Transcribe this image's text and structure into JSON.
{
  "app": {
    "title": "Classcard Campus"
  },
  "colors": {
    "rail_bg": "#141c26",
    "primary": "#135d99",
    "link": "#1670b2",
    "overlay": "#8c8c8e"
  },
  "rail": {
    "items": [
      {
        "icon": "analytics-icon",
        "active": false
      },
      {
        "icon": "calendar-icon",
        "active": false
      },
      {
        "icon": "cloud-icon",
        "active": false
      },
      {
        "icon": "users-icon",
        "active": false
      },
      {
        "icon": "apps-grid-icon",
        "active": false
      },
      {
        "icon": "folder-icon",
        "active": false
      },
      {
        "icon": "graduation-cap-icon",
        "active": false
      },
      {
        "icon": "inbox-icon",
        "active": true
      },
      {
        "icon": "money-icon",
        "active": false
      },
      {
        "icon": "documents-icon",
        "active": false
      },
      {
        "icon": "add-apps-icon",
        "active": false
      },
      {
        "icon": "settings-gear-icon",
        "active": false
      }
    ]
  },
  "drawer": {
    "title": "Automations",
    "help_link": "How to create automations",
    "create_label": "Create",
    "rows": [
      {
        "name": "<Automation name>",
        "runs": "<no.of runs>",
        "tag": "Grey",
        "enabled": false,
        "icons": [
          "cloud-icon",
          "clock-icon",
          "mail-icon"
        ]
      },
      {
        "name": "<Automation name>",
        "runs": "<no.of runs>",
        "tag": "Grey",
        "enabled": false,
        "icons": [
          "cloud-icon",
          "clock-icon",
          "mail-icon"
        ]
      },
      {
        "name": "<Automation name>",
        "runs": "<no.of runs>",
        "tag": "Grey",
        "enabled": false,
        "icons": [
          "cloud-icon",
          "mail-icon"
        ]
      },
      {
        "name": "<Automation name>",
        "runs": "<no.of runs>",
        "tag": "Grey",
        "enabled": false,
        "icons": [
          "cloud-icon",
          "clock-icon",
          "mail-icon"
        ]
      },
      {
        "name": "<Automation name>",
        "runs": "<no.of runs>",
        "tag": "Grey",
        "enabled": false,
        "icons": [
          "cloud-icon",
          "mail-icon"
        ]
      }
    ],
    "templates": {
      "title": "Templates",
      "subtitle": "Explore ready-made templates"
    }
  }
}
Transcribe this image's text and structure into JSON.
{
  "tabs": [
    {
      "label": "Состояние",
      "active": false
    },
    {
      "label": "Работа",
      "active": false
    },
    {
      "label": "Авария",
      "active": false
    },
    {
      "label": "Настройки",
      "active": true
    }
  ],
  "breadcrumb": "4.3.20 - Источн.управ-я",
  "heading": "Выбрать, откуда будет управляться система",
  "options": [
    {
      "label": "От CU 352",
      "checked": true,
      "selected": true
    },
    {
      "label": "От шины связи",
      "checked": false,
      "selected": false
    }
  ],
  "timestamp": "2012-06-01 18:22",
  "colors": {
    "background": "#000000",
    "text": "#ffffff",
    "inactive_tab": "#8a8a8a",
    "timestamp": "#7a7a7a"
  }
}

——

--- AIM OF THE EXERCISE ---
Return all the lines that contain the string "timestamp".

--- ANSWER TO THE EXERCISE ---
  "timestamp": "2012-06-01 18:22",
    "timestamp": "#7a7a7a"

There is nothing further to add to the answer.